Exact repetition of the data below is required.

Page segmentation data ->
>>
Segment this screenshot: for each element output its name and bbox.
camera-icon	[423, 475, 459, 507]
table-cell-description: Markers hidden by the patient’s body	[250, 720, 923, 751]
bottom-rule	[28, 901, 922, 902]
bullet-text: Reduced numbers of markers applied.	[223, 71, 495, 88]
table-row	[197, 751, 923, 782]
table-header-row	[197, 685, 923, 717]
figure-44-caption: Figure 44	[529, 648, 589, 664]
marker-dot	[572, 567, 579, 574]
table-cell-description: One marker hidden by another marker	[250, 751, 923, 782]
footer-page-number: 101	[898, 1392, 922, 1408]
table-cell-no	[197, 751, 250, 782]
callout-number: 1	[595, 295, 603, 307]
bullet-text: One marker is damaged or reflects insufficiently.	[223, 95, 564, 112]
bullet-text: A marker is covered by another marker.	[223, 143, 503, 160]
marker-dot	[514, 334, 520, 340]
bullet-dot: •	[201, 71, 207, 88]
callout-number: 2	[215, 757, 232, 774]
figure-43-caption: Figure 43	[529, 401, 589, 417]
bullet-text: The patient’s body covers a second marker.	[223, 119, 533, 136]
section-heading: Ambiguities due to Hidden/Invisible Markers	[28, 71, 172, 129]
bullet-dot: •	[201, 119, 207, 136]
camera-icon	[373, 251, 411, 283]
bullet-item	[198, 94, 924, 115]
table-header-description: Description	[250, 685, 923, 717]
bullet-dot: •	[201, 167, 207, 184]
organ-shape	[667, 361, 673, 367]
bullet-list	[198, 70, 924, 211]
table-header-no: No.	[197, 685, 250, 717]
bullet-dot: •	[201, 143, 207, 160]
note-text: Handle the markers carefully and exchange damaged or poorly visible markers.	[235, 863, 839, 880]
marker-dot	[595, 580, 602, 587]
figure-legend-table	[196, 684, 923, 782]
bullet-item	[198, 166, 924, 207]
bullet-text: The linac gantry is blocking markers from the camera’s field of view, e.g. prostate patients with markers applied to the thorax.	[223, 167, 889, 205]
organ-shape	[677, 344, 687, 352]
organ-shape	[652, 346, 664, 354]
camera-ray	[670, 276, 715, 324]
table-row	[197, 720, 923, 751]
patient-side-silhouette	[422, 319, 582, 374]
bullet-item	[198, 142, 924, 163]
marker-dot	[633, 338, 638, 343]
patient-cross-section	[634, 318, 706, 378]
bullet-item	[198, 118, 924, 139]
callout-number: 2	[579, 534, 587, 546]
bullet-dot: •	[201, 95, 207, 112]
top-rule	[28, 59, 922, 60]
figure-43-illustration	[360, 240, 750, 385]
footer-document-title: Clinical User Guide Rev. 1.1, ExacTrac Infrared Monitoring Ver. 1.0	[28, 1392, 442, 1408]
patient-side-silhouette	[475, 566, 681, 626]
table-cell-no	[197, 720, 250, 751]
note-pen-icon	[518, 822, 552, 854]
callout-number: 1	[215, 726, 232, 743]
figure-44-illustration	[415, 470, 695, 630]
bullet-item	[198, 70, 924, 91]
<<
Result for this task ->
Segment this screenshot: for each element output its name and bbox.
camera-icon	[423, 475, 459, 507]
table-cell-description: Markers hidden by the patient’s body	[250, 720, 923, 751]
bottom-rule	[28, 901, 922, 902]
bullet-text: Reduced numbers of markers applied.	[223, 71, 495, 88]
table-row	[197, 751, 923, 782]
table-header-row	[197, 685, 923, 717]
figure-44-caption: Figure 44	[529, 648, 589, 664]
marker-dot	[572, 567, 579, 574]
table-cell-description: One marker hidden by another marker	[250, 751, 923, 782]
footer-page-number: 101	[898, 1392, 922, 1408]
table-cell-no	[197, 751, 250, 782]
callout-number: 1	[595, 295, 603, 307]
bullet-text: One marker is damaged or reflects insufficiently.	[223, 95, 564, 112]
bullet-text: A marker is covered by another marker.	[223, 143, 503, 160]
marker-dot	[514, 334, 520, 340]
bullet-dot: •	[201, 71, 207, 88]
callout-number: 2	[215, 757, 232, 774]
figure-43-caption: Figure 43	[529, 401, 589, 417]
bullet-text: The patient’s body covers a second marker.	[223, 119, 533, 136]
section-heading: Ambiguities due to Hidden/Invisible Markers	[28, 71, 172, 129]
bullet-dot: •	[201, 119, 207, 136]
camera-icon	[373, 251, 411, 283]
bullet-item	[198, 94, 924, 115]
table-header-description: Description	[250, 685, 923, 717]
bullet-dot: •	[201, 167, 207, 184]
organ-shape	[667, 361, 673, 367]
bullet-list	[198, 70, 924, 211]
table-header-no: No.	[197, 685, 250, 717]
bullet-dot: •	[201, 143, 207, 160]
note-text: Handle the markers carefully and exchange damaged or poorly visible markers.	[235, 863, 839, 880]
marker-dot	[595, 580, 602, 587]
figure-legend-table	[196, 684, 923, 782]
bullet-item	[198, 166, 924, 207]
bullet-text: The linac gantry is blocking markers from the camera’s field of view, e.g. prostate patients with markers applied to the thorax.	[223, 167, 889, 205]
organ-shape	[677, 344, 687, 352]
organ-shape	[652, 346, 664, 354]
camera-ray	[670, 276, 715, 324]
table-row	[197, 720, 923, 751]
patient-side-silhouette	[422, 319, 582, 374]
bullet-item	[198, 142, 924, 163]
marker-dot	[633, 338, 638, 343]
patient-cross-section	[634, 318, 706, 378]
bullet-item	[198, 118, 924, 139]
callout-number: 2	[579, 534, 587, 546]
bullet-dot: •	[201, 95, 207, 112]
top-rule	[28, 59, 922, 60]
figure-43-illustration	[360, 240, 750, 385]
footer-document-title: Clinical User Guide Rev. 1.1, ExacTrac Infrared Monitoring Ver. 1.0	[28, 1392, 442, 1408]
patient-side-silhouette	[475, 566, 681, 626]
table-cell-no	[197, 720, 250, 751]
note-pen-icon	[518, 822, 552, 854]
callout-number: 1	[215, 726, 232, 743]
figure-44-illustration	[415, 470, 695, 630]
bullet-item	[198, 70, 924, 91]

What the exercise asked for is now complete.